### Extract provided
Thank you. Our next question comes from Astika Goonwarden with Truth. Your line is open.
Hi, this is Karina. Thanks for taking the questions. What percentage of the product is currently being manufactured at the ICT versus contract manufacturer? And then also, again, lower manufacturing success rate. Some of the clinicians, they noted that there's a need for a larger amount of tissue to improve success rate. Can you comment on that? Thanks.
So I'll take the first part. ICTC, our internal manufacturing facility, is responsible for most of the manufacturing volume and has significantly higher capacity than our contract manufacturer. And then the second part, perhaps I'll turn it over to Brian.
Yeah, I mean, we've made a lot of guidance changes in terms of best surgical practices. It goes from volume of tumor to handling of tumor in general and preparing it before it's being sent. To be honest with you, you know, the Do we need all the tumor that we get sent? Not always, but we generally guide towards what I would call the average ATC, the average surgeon, because the best surgeons probably don't need any guidance and probably the below average need a lot of guidance. And so in general, we do try to ask them for as much tumor that reasonably fits into the vial that we give them.
All right, thank you.
Thank you. I'm showing no further questions at this time. I would now like to turn it back to Fred Vogt, interim president and CEO, for closing remarks.
Thank you again for joining the IVANS Biotherapeutics first quarter 2025 financial results and corporate updates conference call. We look forward to providing future updates on our growing commercial and clinical portfolio, including our data presentation and investor event at the upcoming ASCO annual meeting in Chicago. We are motivated by the stories we continue to hear about the patients who benefit from IVANs and tel-cell therapies in our clinical trials and commercial setting. I'm confident that IVANs will remain the global leader in innovating, developing, and delivering current and future generations of tel-cell therapies for patients with cancer. As always, we are thankful to the patients, healthcare, and advocacy communities, our partners, and our exceptional IVANs team. I'd also like to thank our shareholders and covering analysts for their support. Thank you.
This concludes today's conference call. Thank you for participating. You may now disconnect.

### Assignment A
Can you restate the paragraph of the call transcript that begins "So I'll take the first part" as a short bulleted list, keeping its main facts?
### Assignment B
Print the part of the call transcript starting with "Thank you. I'm" and going on through "for closing remarks.".
### Assignment C
Which groups are named in the call transcript after "we are thankful to" and "I'd also like to thank"? List all of them.

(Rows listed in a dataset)
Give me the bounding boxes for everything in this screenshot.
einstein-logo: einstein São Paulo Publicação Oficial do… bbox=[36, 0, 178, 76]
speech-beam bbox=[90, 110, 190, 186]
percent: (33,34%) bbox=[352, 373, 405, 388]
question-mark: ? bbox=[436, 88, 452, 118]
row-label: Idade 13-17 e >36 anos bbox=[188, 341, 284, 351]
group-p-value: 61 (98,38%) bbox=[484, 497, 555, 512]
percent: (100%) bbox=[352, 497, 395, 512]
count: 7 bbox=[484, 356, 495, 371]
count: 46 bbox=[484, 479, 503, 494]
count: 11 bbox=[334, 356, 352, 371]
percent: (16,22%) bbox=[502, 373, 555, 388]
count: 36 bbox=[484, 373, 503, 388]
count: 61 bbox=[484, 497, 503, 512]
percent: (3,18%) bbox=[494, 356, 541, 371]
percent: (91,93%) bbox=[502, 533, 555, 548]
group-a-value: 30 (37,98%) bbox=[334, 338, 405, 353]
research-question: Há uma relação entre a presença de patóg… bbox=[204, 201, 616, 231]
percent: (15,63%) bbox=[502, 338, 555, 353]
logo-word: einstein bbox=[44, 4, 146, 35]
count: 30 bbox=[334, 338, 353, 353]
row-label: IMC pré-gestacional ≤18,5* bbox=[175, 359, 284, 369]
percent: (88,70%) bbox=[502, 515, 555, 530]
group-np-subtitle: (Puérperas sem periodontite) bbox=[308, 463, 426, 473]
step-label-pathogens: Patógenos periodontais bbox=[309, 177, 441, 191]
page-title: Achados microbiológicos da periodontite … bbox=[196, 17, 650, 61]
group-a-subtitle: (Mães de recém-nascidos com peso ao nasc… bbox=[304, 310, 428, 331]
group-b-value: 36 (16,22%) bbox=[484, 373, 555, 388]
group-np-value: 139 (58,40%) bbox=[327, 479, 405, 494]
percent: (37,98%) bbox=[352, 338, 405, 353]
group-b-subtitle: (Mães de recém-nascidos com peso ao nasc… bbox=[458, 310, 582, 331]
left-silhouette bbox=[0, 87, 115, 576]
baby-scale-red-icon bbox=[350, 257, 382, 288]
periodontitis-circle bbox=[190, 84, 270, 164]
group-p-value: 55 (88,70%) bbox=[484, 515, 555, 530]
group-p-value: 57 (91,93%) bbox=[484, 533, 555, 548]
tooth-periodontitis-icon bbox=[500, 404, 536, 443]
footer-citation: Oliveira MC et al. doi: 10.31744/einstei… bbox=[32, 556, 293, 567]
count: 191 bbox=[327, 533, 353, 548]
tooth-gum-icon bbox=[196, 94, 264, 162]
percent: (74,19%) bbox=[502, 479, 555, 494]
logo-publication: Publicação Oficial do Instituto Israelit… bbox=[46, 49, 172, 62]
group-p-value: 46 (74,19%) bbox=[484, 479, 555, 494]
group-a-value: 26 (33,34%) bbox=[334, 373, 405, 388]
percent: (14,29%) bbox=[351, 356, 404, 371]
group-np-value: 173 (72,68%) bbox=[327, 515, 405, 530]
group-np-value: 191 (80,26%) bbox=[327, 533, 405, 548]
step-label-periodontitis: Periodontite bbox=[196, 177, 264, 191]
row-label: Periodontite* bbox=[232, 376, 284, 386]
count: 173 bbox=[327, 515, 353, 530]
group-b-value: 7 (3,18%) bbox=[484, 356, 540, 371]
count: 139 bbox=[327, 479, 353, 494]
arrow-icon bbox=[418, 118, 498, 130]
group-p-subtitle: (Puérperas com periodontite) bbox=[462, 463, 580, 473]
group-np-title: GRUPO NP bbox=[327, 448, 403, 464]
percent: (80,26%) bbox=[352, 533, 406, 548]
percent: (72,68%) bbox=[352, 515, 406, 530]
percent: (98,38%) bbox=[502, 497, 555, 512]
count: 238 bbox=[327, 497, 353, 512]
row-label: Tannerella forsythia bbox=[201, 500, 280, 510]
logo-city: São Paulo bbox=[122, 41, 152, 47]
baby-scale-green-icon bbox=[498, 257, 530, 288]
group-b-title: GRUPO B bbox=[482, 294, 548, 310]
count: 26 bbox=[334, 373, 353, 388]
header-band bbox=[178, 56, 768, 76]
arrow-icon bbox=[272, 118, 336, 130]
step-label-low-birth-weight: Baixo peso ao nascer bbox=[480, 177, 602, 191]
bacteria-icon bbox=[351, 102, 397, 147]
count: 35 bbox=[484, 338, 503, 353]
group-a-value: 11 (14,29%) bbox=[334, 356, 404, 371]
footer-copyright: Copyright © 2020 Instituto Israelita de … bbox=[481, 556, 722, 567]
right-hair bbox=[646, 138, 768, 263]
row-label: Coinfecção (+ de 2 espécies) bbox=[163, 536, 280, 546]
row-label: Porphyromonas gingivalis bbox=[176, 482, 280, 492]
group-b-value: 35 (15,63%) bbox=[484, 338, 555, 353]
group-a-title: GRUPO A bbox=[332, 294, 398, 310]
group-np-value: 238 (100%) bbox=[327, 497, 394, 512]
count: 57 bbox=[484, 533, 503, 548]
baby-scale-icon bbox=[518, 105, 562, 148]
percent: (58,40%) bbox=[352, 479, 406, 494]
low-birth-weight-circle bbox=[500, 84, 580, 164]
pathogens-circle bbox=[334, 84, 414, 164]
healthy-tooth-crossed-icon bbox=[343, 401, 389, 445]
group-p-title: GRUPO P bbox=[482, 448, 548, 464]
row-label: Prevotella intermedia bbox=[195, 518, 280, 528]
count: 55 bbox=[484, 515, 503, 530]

### Response box A
- ICTC is the company's internal manufacturing facility.
- ICTC handles most of the manufacturing volume.
- ICTC has significantly higher capacity than the contract manufacturer.
- The speaker hands the second part of the question to Brian.

### Response box B
Thank you. I'm showing no further questions at this time. I would now like to turn it back to Fred Vogt, interim president and CEO, for closing remarks.

### Response box C
- The patients
- The healthcare community
- The advocacy community
- The partners
- The exceptional IVANs team
- The shareholders
- The covering analysts